_Material for this task_.

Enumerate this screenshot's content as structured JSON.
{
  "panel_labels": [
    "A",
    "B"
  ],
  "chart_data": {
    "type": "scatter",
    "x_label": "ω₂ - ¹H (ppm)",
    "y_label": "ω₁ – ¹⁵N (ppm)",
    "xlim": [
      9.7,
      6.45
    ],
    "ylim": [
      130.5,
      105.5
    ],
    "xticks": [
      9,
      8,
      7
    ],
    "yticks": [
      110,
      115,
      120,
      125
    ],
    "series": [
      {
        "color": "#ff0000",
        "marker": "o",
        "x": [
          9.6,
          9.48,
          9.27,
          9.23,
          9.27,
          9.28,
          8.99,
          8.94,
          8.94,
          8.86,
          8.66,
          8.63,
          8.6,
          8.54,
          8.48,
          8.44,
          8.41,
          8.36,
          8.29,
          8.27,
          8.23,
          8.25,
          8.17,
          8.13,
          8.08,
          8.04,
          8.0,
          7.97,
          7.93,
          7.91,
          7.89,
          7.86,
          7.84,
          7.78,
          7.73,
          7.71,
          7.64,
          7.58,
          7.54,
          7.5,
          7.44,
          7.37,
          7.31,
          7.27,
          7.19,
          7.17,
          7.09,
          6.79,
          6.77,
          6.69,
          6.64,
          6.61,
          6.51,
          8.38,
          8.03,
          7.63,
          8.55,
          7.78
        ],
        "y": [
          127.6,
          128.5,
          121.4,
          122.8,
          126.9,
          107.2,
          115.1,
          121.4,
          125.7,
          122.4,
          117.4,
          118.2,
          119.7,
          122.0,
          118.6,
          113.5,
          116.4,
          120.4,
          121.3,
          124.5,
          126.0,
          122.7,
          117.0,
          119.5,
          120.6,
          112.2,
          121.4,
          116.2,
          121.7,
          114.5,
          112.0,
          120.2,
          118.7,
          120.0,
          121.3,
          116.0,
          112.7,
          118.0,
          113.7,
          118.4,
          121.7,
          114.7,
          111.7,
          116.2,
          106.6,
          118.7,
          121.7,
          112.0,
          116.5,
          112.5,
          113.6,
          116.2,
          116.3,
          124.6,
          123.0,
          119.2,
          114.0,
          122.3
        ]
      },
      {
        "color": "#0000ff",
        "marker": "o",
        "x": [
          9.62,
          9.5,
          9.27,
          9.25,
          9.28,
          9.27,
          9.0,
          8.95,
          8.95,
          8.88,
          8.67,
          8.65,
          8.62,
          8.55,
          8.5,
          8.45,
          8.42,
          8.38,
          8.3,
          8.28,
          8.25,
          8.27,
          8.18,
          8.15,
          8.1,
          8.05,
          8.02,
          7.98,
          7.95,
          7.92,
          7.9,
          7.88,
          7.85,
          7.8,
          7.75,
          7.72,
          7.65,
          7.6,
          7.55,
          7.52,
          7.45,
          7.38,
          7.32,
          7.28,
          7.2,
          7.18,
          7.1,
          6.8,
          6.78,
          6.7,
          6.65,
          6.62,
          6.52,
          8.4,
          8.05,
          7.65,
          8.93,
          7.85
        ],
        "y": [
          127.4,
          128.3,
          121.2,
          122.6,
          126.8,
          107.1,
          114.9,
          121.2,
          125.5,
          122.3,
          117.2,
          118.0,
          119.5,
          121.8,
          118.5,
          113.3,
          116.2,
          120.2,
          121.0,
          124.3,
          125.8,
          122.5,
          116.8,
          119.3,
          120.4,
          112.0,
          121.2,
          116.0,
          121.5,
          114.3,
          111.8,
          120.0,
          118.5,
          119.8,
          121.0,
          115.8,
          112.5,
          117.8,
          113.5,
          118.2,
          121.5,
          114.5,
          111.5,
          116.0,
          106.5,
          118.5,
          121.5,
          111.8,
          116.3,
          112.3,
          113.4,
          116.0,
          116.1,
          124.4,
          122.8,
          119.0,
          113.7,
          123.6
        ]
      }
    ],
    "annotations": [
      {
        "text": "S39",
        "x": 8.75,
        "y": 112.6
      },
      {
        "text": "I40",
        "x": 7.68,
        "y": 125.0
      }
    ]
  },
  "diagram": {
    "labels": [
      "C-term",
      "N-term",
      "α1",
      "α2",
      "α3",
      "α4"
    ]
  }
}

_The request_. Quote the listing in full, please, keeping every line exact.

_Answer below_.
Enumerate this screenshot's content as structured JSON.
{
  "panel_labels": [
    "A",
    "B"
  ],
  "chart_data": {
    "type": "scatter",
    "x_label": "ω₂ - ¹H (ppm)",
    "y_label": "ω₁ – ¹⁵N (ppm)",
    "xlim": [
      9.7,
      6.45
    ],
    "ylim": [
      130.5,
      105.5
    ],
    "xticks": [
      9,
      8,
      7
    ],
    "yticks": [
      110,
      115,
      120,
      125
    ],
    "series": [
      {
        "color": "#ff0000",
        "marker": "o",
        "x": [
          9.6,
          9.48,
          9.27,
          9.23,
          9.27,
          9.28,
          8.99,
          8.94,
          8.94,
          8.86,
          8.66,
          8.63,
          8.6,
          8.54,
          8.48,
          8.44,
          8.41,
          8.36,
          8.29,
          8.27,
          8.23,
          8.25,
          8.17,
          8.13,
          8.08,
          8.04,
          8.0,
          7.97,
          7.93,
          7.91,
          7.89,
          7.86,
          7.84,
          7.78,
          7.73,
          7.71,
          7.64,
          7.58,
          7.54,
          7.5,
          7.44,
          7.37,
          7.31,
          7.27,
          7.19,
          7.17,
          7.09,
          6.79,
          6.77,
          6.69,
          6.64,
          6.61,
          6.51,
          8.38,
          8.03,
          7.63,
          8.55,
          7.78
        ],
        "y": [
          127.6,
          128.5,
          121.4,
          122.8,
          126.9,
          107.2,
          115.1,
          121.4,
          125.7,
          122.4,
          117.4,
          118.2,
          119.7,
          122.0,
          118.6,
          113.5,
          116.4,
          120.4,
          121.3,
          124.5,
          126.0,
          122.7,
          117.0,
          119.5,
          120.6,
          112.2,
          121.4,
          116.2,
          121.7,
          114.5,
          112.0,
          120.2,
          118.7,
          120.0,
          121.3,
          116.0,
          112.7,
          118.0,
          113.7,
          118.4,
          121.7,
          114.7,
          111.7,
          116.2,
          106.6,
          118.7,
          121.7,
          112.0,
          116.5,
          112.5,
          113.6,
          116.2,
          116.3,
          124.6,
          123.0,
          119.2,
          114.0,
          122.3
        ]
      },
      {
        "color": "#0000ff",
        "marker": "o",
        "x": [
          9.62,
          9.5,
          9.27,
          9.25,
          9.28,
          9.27,
          9.0,
          8.95,
          8.95,
          8.88,
          8.67,
          8.65,
          8.62,
          8.55,
          8.5,
          8.45,
          8.42,
          8.38,
          8.3,
          8.28,
          8.25,
          8.27,
          8.18,
          8.15,
          8.1,
          8.05,
          8.02,
          7.98,
          7.95,
          7.92,
          7.9,
          7.88,
          7.85,
          7.8,
          7.75,
          7.72,
          7.65,
          7.6,
          7.55,
          7.52,
          7.45,
          7.38,
          7.32,
          7.28,
          7.2,
          7.18,
          7.1,
          6.8,
          6.78,
          6.7,
          6.65,
          6.62,
          6.52,
          8.4,
          8.05,
          7.65,
          8.93,
          7.85
        ],
        "y": [
          127.4,
          128.3,
          121.2,
          122.6,
          126.8,
          107.1,
          114.9,
          121.2,
          125.5,
          122.3,
          117.2,
          118.0,
          119.5,
          121.8,
          118.5,
          113.3,
          116.2,
          120.2,
          121.0,
          124.3,
          125.8,
          122.5,
          116.8,
          119.3,
          120.4,
          112.0,
          121.2,
          116.0,
          121.5,
          114.3,
          111.8,
          120.0,
          118.5,
          119.8,
          121.0,
          115.8,
          112.5,
          117.8,
          113.5,
          118.2,
          121.5,
          114.5,
          111.5,
          116.0,
          106.5,
          118.5,
          121.5,
          111.8,
          116.3,
          112.3,
          113.4,
          116.0,
          116.1,
          124.4,
          122.8,
          119.0,
          113.7,
          123.6
        ]
      }
    ],
    "annotations": [
      {
        "text": "S39",
        "x": 8.75,
        "y": 112.6
      },
      {
        "text": "I40",
        "x": 7.68,
        "y": 125.0
      }
    ]
  },
  "diagram": {
    "labels": [
      "C-term",
      "N-term",
      "α1",
      "α2",
      "α3",
      "α4"
    ]
  }
}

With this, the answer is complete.